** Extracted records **
○ ○ ○ ○ ○

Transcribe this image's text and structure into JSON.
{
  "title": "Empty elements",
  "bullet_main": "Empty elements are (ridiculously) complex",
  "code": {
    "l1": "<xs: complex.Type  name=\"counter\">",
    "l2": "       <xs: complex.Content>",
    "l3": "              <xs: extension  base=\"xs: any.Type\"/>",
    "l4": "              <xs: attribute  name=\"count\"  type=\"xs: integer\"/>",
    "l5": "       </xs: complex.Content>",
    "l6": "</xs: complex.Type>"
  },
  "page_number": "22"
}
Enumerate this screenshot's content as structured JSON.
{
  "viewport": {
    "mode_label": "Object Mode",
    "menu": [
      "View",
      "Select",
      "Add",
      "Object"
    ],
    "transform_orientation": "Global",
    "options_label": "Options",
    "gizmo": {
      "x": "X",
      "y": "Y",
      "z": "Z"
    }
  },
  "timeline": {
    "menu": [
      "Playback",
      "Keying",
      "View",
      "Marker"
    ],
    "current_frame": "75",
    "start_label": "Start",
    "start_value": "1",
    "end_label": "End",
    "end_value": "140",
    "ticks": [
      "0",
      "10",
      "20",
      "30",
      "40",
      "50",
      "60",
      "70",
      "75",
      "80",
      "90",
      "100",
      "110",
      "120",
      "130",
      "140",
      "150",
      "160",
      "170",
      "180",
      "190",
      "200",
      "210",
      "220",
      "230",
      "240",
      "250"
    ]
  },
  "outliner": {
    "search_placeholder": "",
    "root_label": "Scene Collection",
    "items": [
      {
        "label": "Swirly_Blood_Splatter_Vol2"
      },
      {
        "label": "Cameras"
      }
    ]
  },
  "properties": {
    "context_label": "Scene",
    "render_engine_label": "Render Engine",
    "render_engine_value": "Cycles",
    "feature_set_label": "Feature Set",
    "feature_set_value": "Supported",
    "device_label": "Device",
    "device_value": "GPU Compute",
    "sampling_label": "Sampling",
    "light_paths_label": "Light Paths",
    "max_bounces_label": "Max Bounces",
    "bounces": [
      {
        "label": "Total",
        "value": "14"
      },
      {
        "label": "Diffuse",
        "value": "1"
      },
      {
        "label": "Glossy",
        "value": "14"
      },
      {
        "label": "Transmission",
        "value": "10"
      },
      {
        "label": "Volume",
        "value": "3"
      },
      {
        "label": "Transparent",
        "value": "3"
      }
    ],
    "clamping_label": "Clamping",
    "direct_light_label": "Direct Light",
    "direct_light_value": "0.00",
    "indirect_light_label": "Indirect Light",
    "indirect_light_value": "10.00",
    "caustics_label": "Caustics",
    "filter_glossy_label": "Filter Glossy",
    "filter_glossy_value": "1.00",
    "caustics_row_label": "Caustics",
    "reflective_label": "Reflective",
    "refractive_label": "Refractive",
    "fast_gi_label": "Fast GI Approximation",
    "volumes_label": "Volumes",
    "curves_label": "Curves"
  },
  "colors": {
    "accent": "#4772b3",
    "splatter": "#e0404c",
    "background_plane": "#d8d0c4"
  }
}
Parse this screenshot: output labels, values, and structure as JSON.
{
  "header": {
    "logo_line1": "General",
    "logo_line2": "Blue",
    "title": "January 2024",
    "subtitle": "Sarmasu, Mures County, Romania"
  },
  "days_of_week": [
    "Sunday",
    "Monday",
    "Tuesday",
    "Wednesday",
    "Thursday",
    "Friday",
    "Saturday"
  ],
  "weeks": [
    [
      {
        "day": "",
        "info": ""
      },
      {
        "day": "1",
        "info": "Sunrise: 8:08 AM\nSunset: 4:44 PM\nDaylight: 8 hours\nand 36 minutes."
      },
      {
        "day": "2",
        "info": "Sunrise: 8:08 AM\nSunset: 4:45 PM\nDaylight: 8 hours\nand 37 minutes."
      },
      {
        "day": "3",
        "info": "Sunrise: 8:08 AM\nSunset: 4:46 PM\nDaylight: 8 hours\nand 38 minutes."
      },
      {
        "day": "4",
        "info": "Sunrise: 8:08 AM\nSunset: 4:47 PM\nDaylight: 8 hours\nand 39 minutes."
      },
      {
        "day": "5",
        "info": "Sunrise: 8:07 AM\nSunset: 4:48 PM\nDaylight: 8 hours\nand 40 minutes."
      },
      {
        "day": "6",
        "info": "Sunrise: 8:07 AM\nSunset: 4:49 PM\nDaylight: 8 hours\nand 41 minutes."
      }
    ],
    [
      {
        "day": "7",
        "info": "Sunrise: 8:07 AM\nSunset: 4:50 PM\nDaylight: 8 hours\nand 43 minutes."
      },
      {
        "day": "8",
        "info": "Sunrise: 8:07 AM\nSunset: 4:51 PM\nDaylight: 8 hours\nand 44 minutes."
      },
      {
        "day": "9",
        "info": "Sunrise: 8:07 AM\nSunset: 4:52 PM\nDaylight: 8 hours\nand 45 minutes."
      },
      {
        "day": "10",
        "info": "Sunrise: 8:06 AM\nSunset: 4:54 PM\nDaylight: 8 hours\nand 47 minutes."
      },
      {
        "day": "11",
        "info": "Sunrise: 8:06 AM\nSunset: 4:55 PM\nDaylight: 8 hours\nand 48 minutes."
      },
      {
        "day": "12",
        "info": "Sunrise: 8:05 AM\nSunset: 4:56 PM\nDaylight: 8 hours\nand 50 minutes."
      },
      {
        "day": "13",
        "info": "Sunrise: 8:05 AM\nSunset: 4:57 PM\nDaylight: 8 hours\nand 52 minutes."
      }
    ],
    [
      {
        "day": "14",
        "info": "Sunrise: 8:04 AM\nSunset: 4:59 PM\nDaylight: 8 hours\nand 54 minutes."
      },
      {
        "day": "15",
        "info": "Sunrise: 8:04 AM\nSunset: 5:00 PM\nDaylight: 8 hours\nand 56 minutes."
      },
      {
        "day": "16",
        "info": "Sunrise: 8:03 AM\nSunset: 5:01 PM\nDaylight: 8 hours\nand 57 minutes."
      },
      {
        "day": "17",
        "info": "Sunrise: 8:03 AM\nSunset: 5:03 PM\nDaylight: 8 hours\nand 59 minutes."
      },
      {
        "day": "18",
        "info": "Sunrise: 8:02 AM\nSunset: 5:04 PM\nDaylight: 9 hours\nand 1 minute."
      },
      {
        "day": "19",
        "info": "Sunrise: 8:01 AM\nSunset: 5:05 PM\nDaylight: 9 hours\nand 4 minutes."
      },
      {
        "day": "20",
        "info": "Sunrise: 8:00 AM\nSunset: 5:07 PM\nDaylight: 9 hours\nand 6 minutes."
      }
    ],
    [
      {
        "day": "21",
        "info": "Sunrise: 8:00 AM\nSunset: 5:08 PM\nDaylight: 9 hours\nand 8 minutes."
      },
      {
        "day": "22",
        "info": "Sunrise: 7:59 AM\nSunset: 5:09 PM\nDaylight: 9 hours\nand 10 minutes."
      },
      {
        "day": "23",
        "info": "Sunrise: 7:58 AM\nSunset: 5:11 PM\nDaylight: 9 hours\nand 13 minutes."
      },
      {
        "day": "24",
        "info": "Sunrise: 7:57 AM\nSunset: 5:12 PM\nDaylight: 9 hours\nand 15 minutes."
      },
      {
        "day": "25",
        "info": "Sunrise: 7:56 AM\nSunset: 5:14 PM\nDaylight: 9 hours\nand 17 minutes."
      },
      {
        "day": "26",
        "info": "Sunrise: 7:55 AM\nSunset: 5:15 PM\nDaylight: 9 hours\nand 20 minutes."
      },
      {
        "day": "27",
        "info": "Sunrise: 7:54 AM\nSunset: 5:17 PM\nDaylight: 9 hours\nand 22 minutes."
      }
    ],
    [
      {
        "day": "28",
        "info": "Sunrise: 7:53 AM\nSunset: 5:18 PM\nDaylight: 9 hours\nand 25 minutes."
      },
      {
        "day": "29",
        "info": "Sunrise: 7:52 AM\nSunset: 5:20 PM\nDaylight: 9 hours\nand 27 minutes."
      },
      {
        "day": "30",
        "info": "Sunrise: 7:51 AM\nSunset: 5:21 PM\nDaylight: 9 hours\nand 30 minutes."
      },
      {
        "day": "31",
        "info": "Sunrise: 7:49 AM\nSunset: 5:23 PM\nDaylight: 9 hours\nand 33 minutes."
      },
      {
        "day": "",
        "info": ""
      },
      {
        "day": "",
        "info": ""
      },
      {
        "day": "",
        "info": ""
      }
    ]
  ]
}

○ ○ ○ ○ ○

** TASK TO COMPLETE **
In the records above, locate every line with the string "elements" and copy it.

** ANSWER TO THIS EXERCISE **
  "title": "Empty elements",
  "bullet_main": "Empty elements are (ridiculously) complex",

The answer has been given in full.